PROBLEM STATEMENT: Look for "kind" in each line of the entries, and return the matching lines.

ROWS:
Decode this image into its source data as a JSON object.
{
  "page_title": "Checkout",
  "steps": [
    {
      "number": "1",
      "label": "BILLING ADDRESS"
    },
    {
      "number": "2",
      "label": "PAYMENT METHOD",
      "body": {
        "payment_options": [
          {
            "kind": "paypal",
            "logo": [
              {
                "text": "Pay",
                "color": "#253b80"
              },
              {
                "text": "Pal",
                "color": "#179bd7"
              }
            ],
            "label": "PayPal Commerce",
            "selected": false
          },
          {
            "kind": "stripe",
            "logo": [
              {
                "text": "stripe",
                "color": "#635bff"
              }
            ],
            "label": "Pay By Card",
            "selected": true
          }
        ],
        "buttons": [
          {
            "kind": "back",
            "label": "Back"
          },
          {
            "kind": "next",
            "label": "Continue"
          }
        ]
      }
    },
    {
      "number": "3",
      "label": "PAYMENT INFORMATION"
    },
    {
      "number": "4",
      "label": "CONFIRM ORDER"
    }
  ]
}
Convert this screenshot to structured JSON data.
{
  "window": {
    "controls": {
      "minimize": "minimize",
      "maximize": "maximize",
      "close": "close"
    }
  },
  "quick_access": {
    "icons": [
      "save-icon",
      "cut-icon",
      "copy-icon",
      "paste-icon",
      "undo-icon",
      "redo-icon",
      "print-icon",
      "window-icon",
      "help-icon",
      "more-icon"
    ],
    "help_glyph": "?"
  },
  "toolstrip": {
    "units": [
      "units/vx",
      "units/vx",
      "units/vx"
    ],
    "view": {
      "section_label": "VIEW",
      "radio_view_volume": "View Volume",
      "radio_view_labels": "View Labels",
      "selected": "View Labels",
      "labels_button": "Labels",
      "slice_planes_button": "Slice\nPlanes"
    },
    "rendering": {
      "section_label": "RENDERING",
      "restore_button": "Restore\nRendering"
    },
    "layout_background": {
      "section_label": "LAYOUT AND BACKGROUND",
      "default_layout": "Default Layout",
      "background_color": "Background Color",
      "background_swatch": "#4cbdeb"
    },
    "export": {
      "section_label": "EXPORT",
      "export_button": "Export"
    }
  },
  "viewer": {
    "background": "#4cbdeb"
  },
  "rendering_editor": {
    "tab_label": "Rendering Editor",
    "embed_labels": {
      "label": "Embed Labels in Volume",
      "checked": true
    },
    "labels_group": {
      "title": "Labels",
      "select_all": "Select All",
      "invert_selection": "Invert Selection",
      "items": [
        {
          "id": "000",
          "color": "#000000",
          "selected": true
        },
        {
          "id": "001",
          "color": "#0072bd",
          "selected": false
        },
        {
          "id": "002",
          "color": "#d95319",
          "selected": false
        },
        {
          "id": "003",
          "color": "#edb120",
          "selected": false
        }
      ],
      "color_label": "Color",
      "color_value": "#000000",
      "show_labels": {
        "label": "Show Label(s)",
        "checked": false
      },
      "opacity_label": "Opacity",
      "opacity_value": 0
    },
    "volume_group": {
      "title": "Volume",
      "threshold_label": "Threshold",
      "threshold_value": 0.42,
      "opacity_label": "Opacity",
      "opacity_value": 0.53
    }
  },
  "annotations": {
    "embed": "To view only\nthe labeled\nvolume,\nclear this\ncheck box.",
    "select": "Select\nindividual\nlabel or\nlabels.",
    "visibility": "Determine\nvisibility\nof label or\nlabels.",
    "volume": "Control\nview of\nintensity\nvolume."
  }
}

EXPECTED OUTPUT:
            "kind": "paypal",
            "kind": "stripe",
            "kind": "back",
            "kind": "next",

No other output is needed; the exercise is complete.